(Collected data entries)
....

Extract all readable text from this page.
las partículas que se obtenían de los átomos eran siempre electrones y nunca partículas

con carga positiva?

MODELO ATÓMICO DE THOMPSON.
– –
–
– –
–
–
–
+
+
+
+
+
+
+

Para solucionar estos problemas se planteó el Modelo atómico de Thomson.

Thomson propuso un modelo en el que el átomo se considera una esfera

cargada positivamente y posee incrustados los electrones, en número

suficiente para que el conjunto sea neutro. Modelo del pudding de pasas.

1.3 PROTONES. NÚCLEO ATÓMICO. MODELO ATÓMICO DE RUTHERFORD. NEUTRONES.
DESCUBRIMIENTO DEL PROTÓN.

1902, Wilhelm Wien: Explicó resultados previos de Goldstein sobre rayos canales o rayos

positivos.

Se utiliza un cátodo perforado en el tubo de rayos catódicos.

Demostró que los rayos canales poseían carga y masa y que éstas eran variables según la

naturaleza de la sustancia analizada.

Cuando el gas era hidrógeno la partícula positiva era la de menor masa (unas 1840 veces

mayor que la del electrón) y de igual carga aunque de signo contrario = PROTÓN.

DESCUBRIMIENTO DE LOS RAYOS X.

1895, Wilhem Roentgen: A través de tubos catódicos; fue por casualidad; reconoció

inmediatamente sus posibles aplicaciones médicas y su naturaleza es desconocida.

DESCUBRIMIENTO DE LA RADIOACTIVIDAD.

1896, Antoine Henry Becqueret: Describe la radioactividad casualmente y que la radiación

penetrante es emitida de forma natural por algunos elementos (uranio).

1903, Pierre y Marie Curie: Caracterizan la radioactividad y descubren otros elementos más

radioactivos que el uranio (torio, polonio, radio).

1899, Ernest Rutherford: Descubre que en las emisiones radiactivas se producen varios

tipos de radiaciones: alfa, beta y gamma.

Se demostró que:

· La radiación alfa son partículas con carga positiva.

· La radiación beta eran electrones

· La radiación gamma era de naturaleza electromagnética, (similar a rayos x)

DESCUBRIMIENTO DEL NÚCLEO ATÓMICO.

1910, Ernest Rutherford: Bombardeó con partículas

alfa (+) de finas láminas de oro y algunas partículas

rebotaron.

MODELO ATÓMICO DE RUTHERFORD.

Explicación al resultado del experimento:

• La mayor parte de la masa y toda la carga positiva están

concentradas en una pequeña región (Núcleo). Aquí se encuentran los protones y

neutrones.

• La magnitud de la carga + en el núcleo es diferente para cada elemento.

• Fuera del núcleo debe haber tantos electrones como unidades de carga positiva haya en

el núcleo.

....

EXERCISE DESCRIPTION: Write out the whole listing again. Match it word for word.

COMPLETED TASK:
Extract all readable text from this page.
las partículas que se obtenían de los átomos eran siempre electrones y nunca partículas

con carga positiva?

MODELO ATÓMICO DE THOMPSON.
– –
–
– –
–
–
–
+
+
+
+
+
+
+

Para solucionar estos problemas se planteó el Modelo atómico de Thomson.

Thomson propuso un modelo en el que el átomo se considera una esfera

cargada positivamente y posee incrustados los electrones, en número

suficiente para que el conjunto sea neutro. Modelo del pudding de pasas.

1.3 PROTONES. NÚCLEO ATÓMICO. MODELO ATÓMICO DE RUTHERFORD. NEUTRONES.
DESCUBRIMIENTO DEL PROTÓN.

1902, Wilhelm Wien: Explicó resultados previos de Goldstein sobre rayos canales o rayos

positivos.

Se utiliza un cátodo perforado en el tubo de rayos catódicos.

Demostró que los rayos canales poseían carga y masa y que éstas eran variables según la

naturaleza de la sustancia analizada.

Cuando el gas era hidrógeno la partícula positiva era la de menor masa (unas 1840 veces

mayor que la del electrón) y de igual carga aunque de signo contrario = PROTÓN.

DESCUBRIMIENTO DE LOS RAYOS X.

1895, Wilhem Roentgen: A través de tubos catódicos; fue por casualidad; reconoció

inmediatamente sus posibles aplicaciones médicas y su naturaleza es desconocida.

DESCUBRIMIENTO DE LA RADIOACTIVIDAD.

1896, Antoine Henry Becqueret: Describe la radioactividad casualmente y que la radiación

penetrante es emitida de forma natural por algunos elementos (uranio).

1903, Pierre y Marie Curie: Caracterizan la radioactividad y descubren otros elementos más

radioactivos que el uranio (torio, polonio, radio).

1899, Ernest Rutherford: Descubre que en las emisiones radiactivas se producen varios

tipos de radiaciones: alfa, beta y gamma.

Se demostró que:

· La radiación alfa son partículas con carga positiva.

· La radiación beta eran electrones

· La radiación gamma era de naturaleza electromagnética, (similar a rayos x)

DESCUBRIMIENTO DEL NÚCLEO ATÓMICO.

1910, Ernest Rutherford: Bombardeó con partículas

alfa (+) de finas láminas de oro y algunas partículas

rebotaron.

MODELO ATÓMICO DE RUTHERFORD.

Explicación al resultado del experimento:

• La mayor parte de la masa y toda la carga positiva están

concentradas en una pequeña región (Núcleo). Aquí se encuentran los protones y

neutrones.

• La magnitud de la carga + en el núcleo es diferente para cada elemento.

• Fuera del núcleo debe haber tantos electrones como unidades de carga positiva haya en

el núcleo.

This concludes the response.